Start of Working data

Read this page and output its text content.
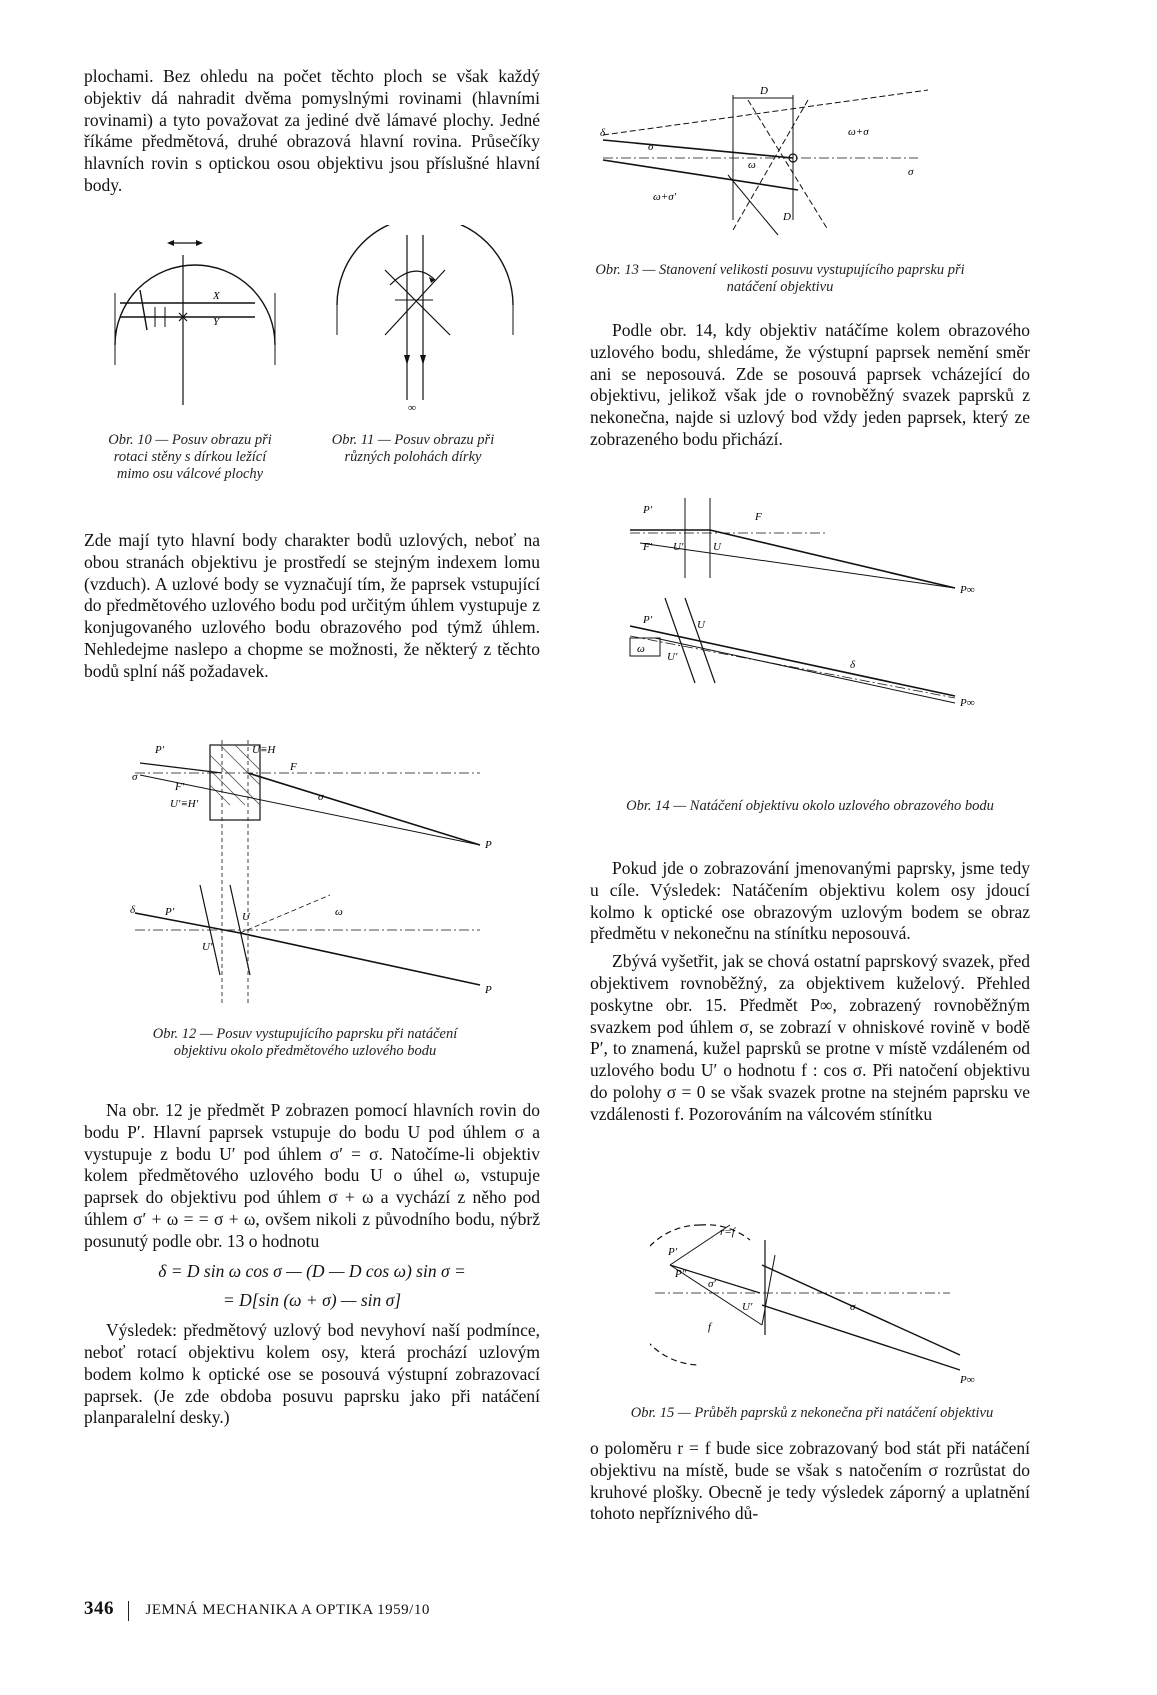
plochami. Bez ohledu na počet těchto ploch se však každý objektiv dá nahradit dvěma pomyslnými rovinami (hlavními rovinami) a tyto považovat za jediné dvě lámavé plochy. Jedné říkáme předmětová, druhé obrazová hlavní rovina. Průsečíky hlavních rovin s optickou osou objektivu jsou příslušné hlavní body.

X
Y
Obr. 10 — Posuv obrazu při rotaci stěny s dírkou ležící mimo osu válcové plochy
∞
Obr. 11 — Posuv obrazu při různých polohách dírky

Zde mají tyto hlavní body charakter bodů uzlových, neboť na obou stranách objektivu je prostředí se stejným indexem lomu (vzduch). A uzlové body se vyznačují tím, že paprsek vstupující do předmětového uzlového bodu pod určitým úhlem vystupuje z konjugovaného uzlového bodu obrazového pod týmž úhlem. Nehledejme naslepo a chopme se možnosti, že některý z těchto bodů splní náš požadavek.

P′	U≡H
σ
F′
U′≡H′
F
σ
P
δ	P′	U
U′
ω
P
Obr. 12 — Posuv vystupujícího paprsku při natáčení objektivu okolo předmětového uzlového bodu

Na obr. 12 je předmět P zobrazen pomocí hlavních rovin do bodu P′. Hlavní paprsek vstupuje do bodu U pod úhlem σ a vystupuje z bodu U′ pod úhlem σ′ = σ. Natočíme-li objektiv kolem předmětového uzlového bodu U o úhel ω, vstupuje paprsek do objektivu pod úhlem σ + ω a vychází z něho pod úhlem σ′ + ω = = σ + ω, ovšem nikoli z původního bodu, nýbrž posunutý podle obr. 13 o hodnotu

δ = D sin ω cos σ — (D — D cos ω) sin σ =
= D[sin (ω + σ) — sin σ]

Výsledek: předmětový uzlový bod nevyhoví naší podmínce, neboť rotací objektivu kolem osy, která prochází uzlovým bodem kolmo k optické ose se posouvá výstupní zobrazovací paprsek. (Je zde obdoba posuvu paprsku jako při natáčení planparalelní desky.)

D
δ
σ
ω
ω+σ
σ
ω+σ′
D
Obr. 13 — Stanovení velikosti posuvu vystupujícího paprsku při natáčení objektivu

Podle obr. 14, kdy objektiv natáčíme kolem obrazového uzlového bodu, shledáme, že výstupní paprsek nemění směr ani se neposouvá. Zde se posouvá paprsek vcházející do objektivu, jelikož však jde o rovnoběžný svazek paprsků z nekonečna, najde si uzlový bod vždy jeden paprsek, který ze zobrazeného bodu přichází.

P′
F
F′ U′	U
P∞
P′	U
U′
ω
δ
P∞
Obr. 14 — Natáčení objektivu okolo uzlového obrazového bodu

Pokud jde o zobrazování jmenovanými paprsky, jsme tedy u cíle. Výsledek: Natáčením objektivu kolem osy jdoucí kolmo k optické ose obrazovým uzlovým bodem se obraz předmětu v nekonečnu na stínítku neposouvá.

Zbývá vyšetřit, jak se chová ostatní paprskový svazek, před objektivem rovnoběžný, za objektivem kuželový. Přehled poskytne obr. 15. Předmět P∞, zobrazený rovnoběžným svazkem pod úhlem σ, se zobrazí v ohniskové rovině v bodě P′, to znamená, kužel paprsků se protne v místě vzdáleném od uzlového bodu U′ o hodnotu f : cos σ. Při natočení objektivu do polohy σ = 0 se však svazek protne na stejném paprsku ve vzdálenosti f. Pozorováním na válcovém stínítku

P′
r=f
P″
σ′
U′
f
σ
P∞
Obr. 15 — Průběh paprsků z nekonečna při natáčení objektivu

o poloměru r = f bude sice zobrazovaný bod stát při natáčení objektivu na místě, bude se však s natočením σ rozrůstat do kruhové plošky. Obecně je tedy výsledek záporný a uplatnění tohoto nepříznivého dů-

346 JEMNÁ MECHANIKA A OPTIKA 1959/10
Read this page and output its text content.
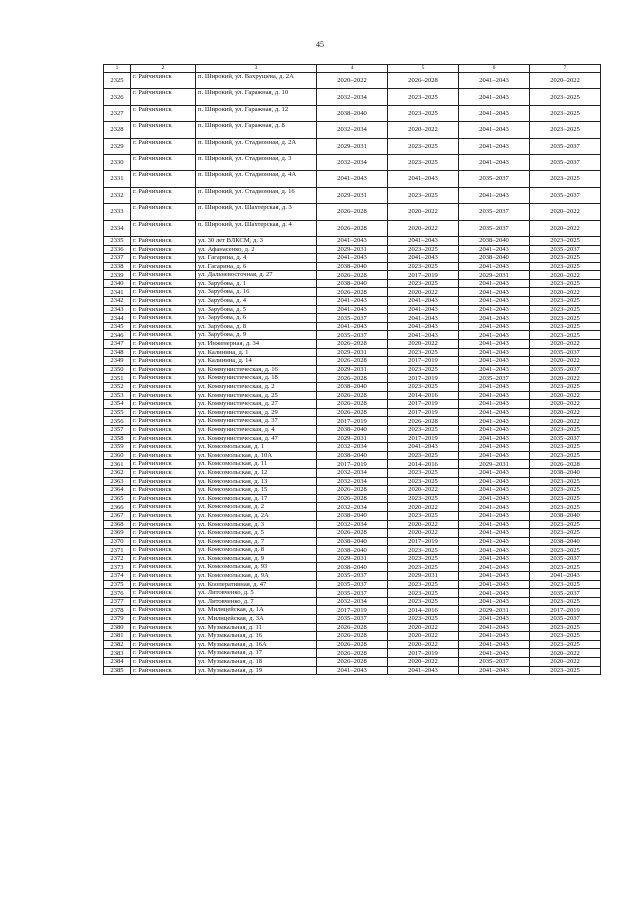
45
1	2	3	4	5	6	7
2325	г. Райчихинск	п. Широкий, ул. Вахрушева, д. 2А	2020–2022	2026–2028	2041–2043	2020–2022
2326	г. Райчихинск	п. Широкий, ул. Гаражная, д. 10	2032–2034	2023–2025	2041–2043	2023–2025
2327	г. Райчихинск	п. Широкий, ул. Гаражная, д. 12	2038–2040	2023–2025	2041–2043	2023–2025
2328	г. Райчихинск	п. Широкий, ул. Гаражная, д. 8	2032–2034	2020–2022	2041–2043	2023–2025
2329	г. Райчихинск	п. Широкий, ул. Стадионная, д. 2А	2029–2031	2023–2025	2041–2043	2035–2037
2330	г. Райчихинск	п. Широкий, ул. Стадионная, д. 3	2032–2034	2023–2025	2041–2043	2035–2037
2331	г. Райчихинск	п. Широкий, ул. Стадионная, д. 4А	2041–2043	2041–2043	2035–2037	2023–2025
2332	г. Райчихинск	п. Широкий, ул. Стадионная, д. 16	2029–2031	2023–2025	2041–2043	2035–2037
2333	г. Райчихинск	п. Широкий, ул. Шахтерская, д. 3	2026–2028	2020–2022	2035–2037	2020–2022
2334	г. Райчихинск	п. Широкий, ул. Шахтерская, д. 4	2026–2028	2020–2022	2035–2037	2020–2022
2335	г. Райчихинск	ул. 30 лет ВЛКСМ, д. 3	2041–2043	2041–2043	2038–2040	2023–2025
2336	г. Райчихинск	ул. Афанасенко, д. 2	2029–2031	2023–2025	2041–2043	2035–2037
2337	г. Райчихинск	ул. Гагарина, д. 4	2041–2043	2041–2043	2038–2040	2023–2025
2338	г. Райчихинск	ул. Гагарина, д. 6	2038–2040	2023–2025	2041–2043	2023–2025
2339	г. Райчихинск	ул. Дальневосточная, д. 27	2026–2028	2017–2019	2029–2031	2020–2022
2340	г. Райчихинск	ул. Зарубова, д. 1	2038–2040	2023–2025	2041–2043	2023–2025
2341	г. Райчихинск	ул. Зарубова, д. 16	2026–2028	2020–2022	2041–2043	2020–2022
2342	г. Райчихинск	ул. Зарубова, д. 4	2041–2043	2041–2043	2041–2043	2023–2025
2343	г. Райчихинск	ул. Зарубова, д. 5	2041–2043	2041–2043	2041–2043	2023–2025
2344	г. Райчихинск	ул. Зарубова, д. 6	2035–2037	2041–2043	2041–2043	2023–2025
2345	г. Райчихинск	ул. Зарубова, д. 8	2041–2043	2041–2043	2041–2043	2023–2025
2346	г. Райчихинск	ул. Зарубова, д. 9	2035–2037	2041–2043	2041–2043	2023–2025
2347	г. Райчихинск	ул. Инженерная, д. 34	2026–2028	2020–2022	2041–2043	2020–2022
2348	г. Райчихинск	ул. Калинина, д. 1	2029–2031	2023–2025	2041–2043	2035–2037
2349	г. Райчихинск	ул. Калинина, д. 14	2026–2028	2017–2019	2041–2043	2020–2022
2350	г. Райчихинск	ул. Коммунистическая, д. 16	2029–2031	2023–2025	2041–2043	2035–2037
2351	г. Райчихинск	ул. Коммунистическая, д. 18	2026–2028	2017–2019	2035–2037	2020–2022
2352	г. Райчихинск	ул. Коммунистическая, д. 2	2038–2040	2023–2025	2041–2043	2023–2025
2353	г. Райчихинск	ул. Коммунистическая, д. 25	2026–2028	2014–2016	2041–2043	2020–2022
2354	г. Райчихинск	ул. Коммунистическая, д. 27	2026–2028	2017–2019	2041–2043	2020–2022
2355	г. Райчихинск	ул. Коммунистическая, д. 29	2026–2028	2017–2019	2041–2043	2020–2022
2356	г. Райчихинск	ул. Коммунистическая, д. 37	2017–2019	2026–2028	2041–2043	2020–2022
2357	г. Райчихинск	ул. Коммунистическая, д. 4	2038–2040	2023–2025	2041–2043	2023–2025
2358	г. Райчихинск	ул. Коммунистическая, д. 47	2029–2031	2017–2019	2041–2043	2035–2037
2359	г. Райчихинск	ул. Комсомольская, д. 1	2032–2034	2041–2043	2041–2043	2023–2025
2360	г. Райчихинск	ул. Комсомольская, д. 10А	2038–2040	2023–2025	2041–2043	2023–2025
2361	г. Райчихинск	ул. Комсомольская, д. 11	2017–2019	2014–2016	2029–2031	2026–2028
2362	г. Райчихинск	ул. Комсомольская, д. 12	2032–2034	2023–2025	2041–2043	2038–2040
2363	г. Райчихинск	ул. Комсомольская, д. 13	2032–2034	2023–2025	2041–2043	2023–2025
2364	г. Райчихинск	ул. Комсомольская, д. 15	2026–2028	2020–2022	2041–2043	2023–2025
2365	г. Райчихинск	ул. Комсомольская, д. 17	2026–2028	2023–2025	2041–2043	2023–2025
2366	г. Райчихинск	ул. Комсомольская, д. 2	2032–2034	2020–2022	2041–2043	2023–2025
2367	г. Райчихинск	ул. Комсомольская, д. 2А	2038–2040	2023–2025	2041–2043	2038–2040
2368	г. Райчихинск	ул. Комсомольская, д. 3	2032–2034	2020–2022	2041–2043	2023–2025
2369	г. Райчихинск	ул. Комсомольская, д. 5	2026–2028	2020–2022	2041–2043	2023–2025
2370	г. Райчихинск	ул. Комсомольская, д. 7	2038–2040	2017–2019	2041–2043	2038–2040
2371	г. Райчихинск	ул. Комсомольская, д. 8	2038–2040	2023–2025	2041–2043	2023–2025
2372	г. Райчихинск	ул. Комсомольская, д. 9	2029–2031	2023–2025	2041–2043	2035–2037
2373	г. Райчихинск	ул. Комсомольская, д. 93	2038–2040	2023–2025	2041–2043	2023–2025
2374	г. Райчихинск	ул. Комсомольская, д. 9А	2035–2037	2029–2031	2041–2043	2041–2043
2375	г. Райчихинск	ул. Кооперативная, д. 47	2035–2037	2023–2025	2041–2043	2023–2025
2376	г. Райчихинск	ул. Литовченко, д. 5	2035–2037	2023–2025	2041–2043	2035–2037
2377	г. Райчихинск	ул. Литовченко, д. 7	2032–2034	2023–2025	2041–2043	2023–2025
2378	г. Райчихинск	ул. Милицейская, д. 1А	2017–2019	2014–2016	2029–2031	2017–2019
2379	г. Райчихинск	ул. Милицейская, д. 3А	2035–2037	2023–2025	2041–2043	2035–2037
2380	г. Райчихинск	ул. Музыкальная, д. 11	2026–2028	2020–2022	2041–2043	2023–2025
2381	г. Райчихинск	ул. Музыкальная, д. 16	2026–2028	2020–2022	2041–2043	2023–2025
2382	г. Райчихинск	ул. Музыкальная, д. 16А	2026–2028	2020–2022	2041–2043	2023–2025
2383	г. Райчихинск	ул. Музыкальная, д. 17	2026–2028	2017–2019	2041–2043	2020–2022
2384	г. Райчихинск	ул. Музыкальная, д. 18	2026–2028	2020–2022	2035–2037	2020–2022
2385	г. Райчихинск	ул. Музыкальная, д. 19	2041–2043	2041–2043	2041–2043	2023–2025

End of Working data

What to work on: Provide the number of lines containing the string "Шахтерская", with no other output.

Solution to this problem: 2